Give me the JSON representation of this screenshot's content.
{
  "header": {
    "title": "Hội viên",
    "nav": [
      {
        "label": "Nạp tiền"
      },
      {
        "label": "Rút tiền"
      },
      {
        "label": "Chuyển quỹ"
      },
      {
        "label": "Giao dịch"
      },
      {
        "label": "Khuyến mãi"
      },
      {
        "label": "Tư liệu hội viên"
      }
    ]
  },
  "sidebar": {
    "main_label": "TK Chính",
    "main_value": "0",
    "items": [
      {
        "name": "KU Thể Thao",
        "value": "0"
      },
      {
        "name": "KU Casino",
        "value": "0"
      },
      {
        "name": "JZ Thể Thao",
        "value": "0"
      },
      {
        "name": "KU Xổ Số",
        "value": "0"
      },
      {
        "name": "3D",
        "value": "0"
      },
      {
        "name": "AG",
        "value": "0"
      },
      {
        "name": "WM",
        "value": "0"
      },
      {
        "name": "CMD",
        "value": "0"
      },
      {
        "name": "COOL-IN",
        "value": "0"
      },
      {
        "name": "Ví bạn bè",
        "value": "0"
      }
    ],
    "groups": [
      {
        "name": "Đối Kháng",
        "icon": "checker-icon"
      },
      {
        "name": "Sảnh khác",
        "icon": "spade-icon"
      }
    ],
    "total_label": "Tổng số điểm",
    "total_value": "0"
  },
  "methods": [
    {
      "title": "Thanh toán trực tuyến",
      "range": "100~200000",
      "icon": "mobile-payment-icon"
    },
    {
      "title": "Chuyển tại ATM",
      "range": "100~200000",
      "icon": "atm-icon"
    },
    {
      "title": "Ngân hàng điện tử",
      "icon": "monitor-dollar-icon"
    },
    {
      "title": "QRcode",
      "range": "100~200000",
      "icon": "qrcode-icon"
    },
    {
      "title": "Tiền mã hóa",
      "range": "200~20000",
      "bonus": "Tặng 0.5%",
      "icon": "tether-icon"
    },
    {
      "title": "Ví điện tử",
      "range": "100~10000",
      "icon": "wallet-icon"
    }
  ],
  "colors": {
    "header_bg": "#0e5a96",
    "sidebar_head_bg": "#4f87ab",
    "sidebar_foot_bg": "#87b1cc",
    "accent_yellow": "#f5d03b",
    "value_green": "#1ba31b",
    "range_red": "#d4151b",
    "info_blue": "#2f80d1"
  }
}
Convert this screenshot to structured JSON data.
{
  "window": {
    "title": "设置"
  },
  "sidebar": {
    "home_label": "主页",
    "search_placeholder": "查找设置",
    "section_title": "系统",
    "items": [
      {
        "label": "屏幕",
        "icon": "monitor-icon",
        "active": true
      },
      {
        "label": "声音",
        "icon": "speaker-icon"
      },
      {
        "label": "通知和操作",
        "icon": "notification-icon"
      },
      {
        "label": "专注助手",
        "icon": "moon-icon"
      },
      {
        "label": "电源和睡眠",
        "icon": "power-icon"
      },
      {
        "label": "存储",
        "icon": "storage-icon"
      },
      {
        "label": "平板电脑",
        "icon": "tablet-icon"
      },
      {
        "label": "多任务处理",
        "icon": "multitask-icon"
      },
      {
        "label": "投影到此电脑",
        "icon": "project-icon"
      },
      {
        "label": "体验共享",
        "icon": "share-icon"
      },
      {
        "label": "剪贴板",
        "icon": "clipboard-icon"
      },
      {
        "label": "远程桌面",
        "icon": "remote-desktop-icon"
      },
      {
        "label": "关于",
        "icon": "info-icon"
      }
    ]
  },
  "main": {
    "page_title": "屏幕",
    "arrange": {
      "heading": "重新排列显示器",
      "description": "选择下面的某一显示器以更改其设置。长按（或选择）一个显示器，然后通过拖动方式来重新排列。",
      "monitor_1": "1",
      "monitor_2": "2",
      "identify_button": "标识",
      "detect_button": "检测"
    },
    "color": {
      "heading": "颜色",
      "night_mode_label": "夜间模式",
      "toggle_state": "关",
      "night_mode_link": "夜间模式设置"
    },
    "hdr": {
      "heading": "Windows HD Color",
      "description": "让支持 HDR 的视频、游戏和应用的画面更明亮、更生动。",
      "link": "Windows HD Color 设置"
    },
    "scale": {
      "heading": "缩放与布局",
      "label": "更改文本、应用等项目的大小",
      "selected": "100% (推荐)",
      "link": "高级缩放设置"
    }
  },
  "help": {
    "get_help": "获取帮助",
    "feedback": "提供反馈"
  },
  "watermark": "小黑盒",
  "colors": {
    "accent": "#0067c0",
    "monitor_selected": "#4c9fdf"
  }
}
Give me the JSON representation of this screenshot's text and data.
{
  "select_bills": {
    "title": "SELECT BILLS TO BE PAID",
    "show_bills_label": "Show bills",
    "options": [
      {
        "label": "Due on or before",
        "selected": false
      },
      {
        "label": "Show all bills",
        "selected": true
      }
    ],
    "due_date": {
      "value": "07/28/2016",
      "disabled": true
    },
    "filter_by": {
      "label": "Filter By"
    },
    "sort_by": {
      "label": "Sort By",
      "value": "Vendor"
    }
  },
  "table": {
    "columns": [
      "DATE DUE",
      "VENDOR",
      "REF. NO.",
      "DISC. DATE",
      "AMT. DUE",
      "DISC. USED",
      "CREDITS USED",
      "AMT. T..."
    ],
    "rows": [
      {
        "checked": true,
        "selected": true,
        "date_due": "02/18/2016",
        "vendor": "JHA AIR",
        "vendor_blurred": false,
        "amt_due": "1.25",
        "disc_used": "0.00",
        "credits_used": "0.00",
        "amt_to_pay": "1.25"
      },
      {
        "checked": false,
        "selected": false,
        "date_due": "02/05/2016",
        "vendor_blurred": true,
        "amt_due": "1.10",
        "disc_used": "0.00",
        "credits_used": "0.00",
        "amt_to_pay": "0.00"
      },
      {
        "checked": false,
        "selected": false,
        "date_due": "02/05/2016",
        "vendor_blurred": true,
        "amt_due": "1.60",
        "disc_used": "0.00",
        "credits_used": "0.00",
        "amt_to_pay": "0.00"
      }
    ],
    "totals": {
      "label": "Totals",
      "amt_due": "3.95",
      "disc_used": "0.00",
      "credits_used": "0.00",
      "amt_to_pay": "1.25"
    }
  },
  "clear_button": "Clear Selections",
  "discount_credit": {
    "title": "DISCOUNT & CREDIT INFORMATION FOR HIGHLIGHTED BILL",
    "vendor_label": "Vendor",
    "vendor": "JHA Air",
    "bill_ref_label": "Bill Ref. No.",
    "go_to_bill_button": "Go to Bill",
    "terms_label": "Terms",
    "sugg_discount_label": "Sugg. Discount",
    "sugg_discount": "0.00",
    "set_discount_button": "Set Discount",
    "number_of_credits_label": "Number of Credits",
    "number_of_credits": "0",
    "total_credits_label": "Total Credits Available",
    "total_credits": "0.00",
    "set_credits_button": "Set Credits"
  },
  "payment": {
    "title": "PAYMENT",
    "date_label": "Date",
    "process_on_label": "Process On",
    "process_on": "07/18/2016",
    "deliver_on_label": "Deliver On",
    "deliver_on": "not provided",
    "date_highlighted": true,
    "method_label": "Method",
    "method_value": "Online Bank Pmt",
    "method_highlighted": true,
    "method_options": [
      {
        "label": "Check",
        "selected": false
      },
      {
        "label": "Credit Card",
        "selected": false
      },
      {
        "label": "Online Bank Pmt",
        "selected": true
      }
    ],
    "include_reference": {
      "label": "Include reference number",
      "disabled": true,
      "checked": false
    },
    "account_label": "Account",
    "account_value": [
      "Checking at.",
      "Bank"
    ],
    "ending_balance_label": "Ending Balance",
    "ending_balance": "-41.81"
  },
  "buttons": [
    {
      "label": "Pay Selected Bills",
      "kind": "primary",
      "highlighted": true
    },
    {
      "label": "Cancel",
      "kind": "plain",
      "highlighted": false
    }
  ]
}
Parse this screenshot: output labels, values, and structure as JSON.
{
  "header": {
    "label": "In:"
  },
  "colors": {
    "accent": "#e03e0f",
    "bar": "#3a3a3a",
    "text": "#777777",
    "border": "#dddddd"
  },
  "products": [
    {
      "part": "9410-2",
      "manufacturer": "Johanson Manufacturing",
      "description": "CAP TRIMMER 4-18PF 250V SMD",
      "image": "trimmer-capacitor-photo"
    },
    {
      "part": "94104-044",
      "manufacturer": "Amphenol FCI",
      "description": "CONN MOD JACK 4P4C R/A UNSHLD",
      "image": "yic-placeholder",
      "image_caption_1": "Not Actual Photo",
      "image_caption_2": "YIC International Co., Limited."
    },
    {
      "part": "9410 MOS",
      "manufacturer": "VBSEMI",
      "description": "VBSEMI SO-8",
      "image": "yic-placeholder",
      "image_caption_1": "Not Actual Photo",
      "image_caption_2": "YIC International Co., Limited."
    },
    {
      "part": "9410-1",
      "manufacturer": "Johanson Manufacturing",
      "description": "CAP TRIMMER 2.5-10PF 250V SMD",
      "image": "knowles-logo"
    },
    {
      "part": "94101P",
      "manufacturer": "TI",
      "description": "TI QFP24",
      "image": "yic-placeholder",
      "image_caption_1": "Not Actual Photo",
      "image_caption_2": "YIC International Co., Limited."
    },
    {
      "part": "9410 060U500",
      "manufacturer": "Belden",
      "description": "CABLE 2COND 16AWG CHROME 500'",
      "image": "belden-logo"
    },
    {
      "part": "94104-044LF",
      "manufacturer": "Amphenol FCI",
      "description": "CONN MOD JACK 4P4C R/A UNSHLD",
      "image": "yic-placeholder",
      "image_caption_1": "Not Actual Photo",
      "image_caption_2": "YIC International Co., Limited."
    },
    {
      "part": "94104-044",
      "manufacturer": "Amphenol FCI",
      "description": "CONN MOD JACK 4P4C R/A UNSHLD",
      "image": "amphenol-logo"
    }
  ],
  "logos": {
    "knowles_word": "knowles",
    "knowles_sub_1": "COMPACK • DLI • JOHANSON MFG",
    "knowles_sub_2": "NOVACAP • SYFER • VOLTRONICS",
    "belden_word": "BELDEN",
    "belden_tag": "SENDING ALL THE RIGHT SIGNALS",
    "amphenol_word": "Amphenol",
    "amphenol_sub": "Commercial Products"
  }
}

☆ ☆ ☆ ☆ ☆

Work required: Pull out each line of the listing that holds the string "data".

Exercise result:
Convert this screenshot to structured JSON data.
Give me the JSON representation of this screenshot's text and data.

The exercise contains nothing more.